>> Start
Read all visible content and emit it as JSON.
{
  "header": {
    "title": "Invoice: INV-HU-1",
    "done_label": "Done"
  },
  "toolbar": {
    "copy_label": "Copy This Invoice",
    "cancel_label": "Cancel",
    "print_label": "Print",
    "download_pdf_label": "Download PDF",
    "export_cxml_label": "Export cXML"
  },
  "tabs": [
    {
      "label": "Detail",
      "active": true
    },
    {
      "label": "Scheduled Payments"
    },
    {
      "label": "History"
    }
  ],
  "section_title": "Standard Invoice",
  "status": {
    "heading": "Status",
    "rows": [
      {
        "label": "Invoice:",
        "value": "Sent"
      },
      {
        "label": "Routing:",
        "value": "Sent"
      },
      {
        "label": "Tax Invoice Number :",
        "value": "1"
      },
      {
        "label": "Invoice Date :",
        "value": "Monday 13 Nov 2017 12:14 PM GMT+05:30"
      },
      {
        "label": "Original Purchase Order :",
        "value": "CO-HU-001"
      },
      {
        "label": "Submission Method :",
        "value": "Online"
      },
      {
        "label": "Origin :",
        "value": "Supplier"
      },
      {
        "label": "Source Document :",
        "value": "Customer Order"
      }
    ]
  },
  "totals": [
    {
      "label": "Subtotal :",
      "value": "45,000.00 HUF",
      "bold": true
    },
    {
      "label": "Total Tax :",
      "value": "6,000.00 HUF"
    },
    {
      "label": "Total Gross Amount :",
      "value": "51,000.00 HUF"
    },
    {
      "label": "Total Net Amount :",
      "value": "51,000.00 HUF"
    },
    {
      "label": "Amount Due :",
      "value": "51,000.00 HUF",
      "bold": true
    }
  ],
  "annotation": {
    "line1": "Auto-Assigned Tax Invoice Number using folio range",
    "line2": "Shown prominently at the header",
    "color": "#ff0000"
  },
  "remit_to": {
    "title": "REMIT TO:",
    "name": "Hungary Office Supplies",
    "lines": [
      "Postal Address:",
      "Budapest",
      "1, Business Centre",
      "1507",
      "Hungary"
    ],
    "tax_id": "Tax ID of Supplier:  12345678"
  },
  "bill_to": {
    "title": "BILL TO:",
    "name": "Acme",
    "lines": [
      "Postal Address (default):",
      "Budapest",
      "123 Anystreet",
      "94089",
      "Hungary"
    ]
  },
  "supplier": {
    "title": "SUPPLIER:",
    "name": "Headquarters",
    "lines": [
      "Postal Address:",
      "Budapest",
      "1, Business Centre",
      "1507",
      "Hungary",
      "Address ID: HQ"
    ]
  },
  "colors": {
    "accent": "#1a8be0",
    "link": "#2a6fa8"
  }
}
>> End
*YOUR TASK*:
Make an exact copy of the records.

*WRITTEN ANSWER*:
Read all visible content and emit it as JSON.
{
  "header": {
    "title": "Invoice: INV-HU-1",
    "done_label": "Done"
  },
  "toolbar": {
    "copy_label": "Copy This Invoice",
    "cancel_label": "Cancel",
    "print_label": "Print",
    "download_pdf_label": "Download PDF",
    "export_cxml_label": "Export cXML"
  },
  "tabs": [
    {
      "label": "Detail",
      "active": true
    },
    {
      "label": "Scheduled Payments"
    },
    {
      "label": "History"
    }
  ],
  "section_title": "Standard Invoice",
  "status": {
    "heading": "Status",
    "rows": [
      {
        "label": "Invoice:",
        "value": "Sent"
      },
      {
        "label": "Routing:",
        "value": "Sent"
      },
      {
        "label": "Tax Invoice Number :",
        "value": "1"
      },
      {
        "label": "Invoice Date :",
        "value": "Monday 13 Nov 2017 12:14 PM GMT+05:30"
      },
      {
        "label": "Original Purchase Order :",
        "value": "CO-HU-001"
      },
      {
        "label": "Submission Method :",
        "value": "Online"
      },
      {
        "label": "Origin :",
        "value": "Supplier"
      },
      {
        "label": "Source Document :",
        "value": "Customer Order"
      }
    ]
  },
  "totals": [
    {
      "label": "Subtotal :",
      "value": "45,000.00 HUF",
      "bold": true
    },
    {
      "label": "Total Tax :",
      "value": "6,000.00 HUF"
    },
    {
      "label": "Total Gross Amount :",
      "value": "51,000.00 HUF"
    },
    {
      "label": "Total Net Amount :",
      "value": "51,000.00 HUF"
    },
    {
      "label": "Amount Due :",
      "value": "51,000.00 HUF",
      "bold": true
    }
  ],
  "annotation": {
    "line1": "Auto-Assigned Tax Invoice Number using folio range",
    "line2": "Shown prominently at the header",
    "color": "#ff0000"
  },
  "remit_to": {
    "title": "REMIT TO:",
    "name": "Hungary Office Supplies",
    "lines": [
      "Postal Address:",
      "Budapest",
      "1, Business Centre",
      "1507",
      "Hungary"
    ],
    "tax_id": "Tax ID of Supplier:  12345678"
  },
  "bill_to": {
    "title": "BILL TO:",
    "name": "Acme",
    "lines": [
      "Postal Address (default):",
      "Budapest",
      "123 Anystreet",
      "94089",
      "Hungary"
    ]
  },
  "supplier": {
    "title": "SUPPLIER:",
    "name": "Headquarters",
    "lines": [
      "Postal Address:",
      "Budapest",
      "1, Business Centre",
      "1507",
      "Hungary",
      "Address ID: HQ"
    ]
  },
  "colors": {
    "accent": "#1a8be0",
    "link": "#2a6fa8"
  }
}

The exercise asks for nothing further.